+++ Excerpted records

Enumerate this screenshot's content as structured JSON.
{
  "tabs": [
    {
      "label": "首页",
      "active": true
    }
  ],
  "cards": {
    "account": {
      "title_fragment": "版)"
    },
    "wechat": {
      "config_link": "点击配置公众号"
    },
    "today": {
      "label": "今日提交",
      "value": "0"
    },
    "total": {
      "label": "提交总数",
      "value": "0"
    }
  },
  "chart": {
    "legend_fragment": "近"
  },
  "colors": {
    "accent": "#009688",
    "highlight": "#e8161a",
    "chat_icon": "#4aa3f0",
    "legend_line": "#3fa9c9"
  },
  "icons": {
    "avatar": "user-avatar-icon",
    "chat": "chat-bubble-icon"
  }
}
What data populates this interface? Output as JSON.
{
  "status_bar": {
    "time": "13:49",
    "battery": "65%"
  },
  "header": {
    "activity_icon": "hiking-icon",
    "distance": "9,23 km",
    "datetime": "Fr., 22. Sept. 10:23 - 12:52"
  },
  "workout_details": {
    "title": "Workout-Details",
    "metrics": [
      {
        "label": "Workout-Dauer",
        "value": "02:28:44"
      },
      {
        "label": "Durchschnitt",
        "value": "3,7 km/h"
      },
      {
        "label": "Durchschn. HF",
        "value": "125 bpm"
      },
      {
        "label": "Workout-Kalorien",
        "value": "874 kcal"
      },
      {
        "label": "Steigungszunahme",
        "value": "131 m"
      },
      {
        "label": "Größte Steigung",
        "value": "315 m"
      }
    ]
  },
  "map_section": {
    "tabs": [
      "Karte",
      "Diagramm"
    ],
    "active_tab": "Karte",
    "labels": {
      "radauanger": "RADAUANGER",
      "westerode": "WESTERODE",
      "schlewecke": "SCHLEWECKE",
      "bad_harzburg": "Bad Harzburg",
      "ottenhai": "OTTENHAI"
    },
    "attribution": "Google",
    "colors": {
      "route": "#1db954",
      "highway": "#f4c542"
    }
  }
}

++++++

### Stated problem:
Set down every record above exactly as given.

### Reply to the exercise:
Enumerate this screenshot's content as structured JSON.
{
  "tabs": [
    {
      "label": "首页",
      "active": true
    }
  ],
  "cards": {
    "account": {
      "title_fragment": "版)"
    },
    "wechat": {
      "config_link": "点击配置公众号"
    },
    "today": {
      "label": "今日提交",
      "value": "0"
    },
    "total": {
      "label": "提交总数",
      "value": "0"
    }
  },
  "chart": {
    "legend_fragment": "近"
  },
  "colors": {
    "accent": "#009688",
    "highlight": "#e8161a",
    "chat_icon": "#4aa3f0",
    "legend_line": "#3fa9c9"
  },
  "icons": {
    "avatar": "user-avatar-icon",
    "chat": "chat-bubble-icon"
  }
}
What data populates this interface? Output as JSON.
{
  "status_bar": {
    "time": "13:49",
    "battery": "65%"
  },
  "header": {
    "activity_icon": "hiking-icon",
    "distance": "9,23 km",
    "datetime": "Fr., 22. Sept. 10:23 - 12:52"
  },
  "workout_details": {
    "title": "Workout-Details",
    "metrics": [
      {
        "label": "Workout-Dauer",
        "value": "02:28:44"
      },
      {
        "label": "Durchschnitt",
        "value": "3,7 km/h"
      },
      {
        "label": "Durchschn. HF",
        "value": "125 bpm"
      },
      {
        "label": "Workout-Kalorien",
        "value": "874 kcal"
      },
      {
        "label": "Steigungszunahme",
        "value": "131 m"
      },
      {
        "label": "Größte Steigung",
        "value": "315 m"
      }
    ]
  },
  "map_section": {
    "tabs": [
      "Karte",
      "Diagramm"
    ],
    "active_tab": "Karte",
    "labels": {
      "radauanger": "RADAUANGER",
      "westerode": "WESTERODE",
      "schlewecke": "SCHLEWECKE",
      "bad_harzburg": "Bad Harzburg",
      "ottenhai": "OTTENHAI"
    },
    "attribution": "Google",
    "colors": {
      "route": "#1db954",
      "highway": "#f4c542"
    }
  }
}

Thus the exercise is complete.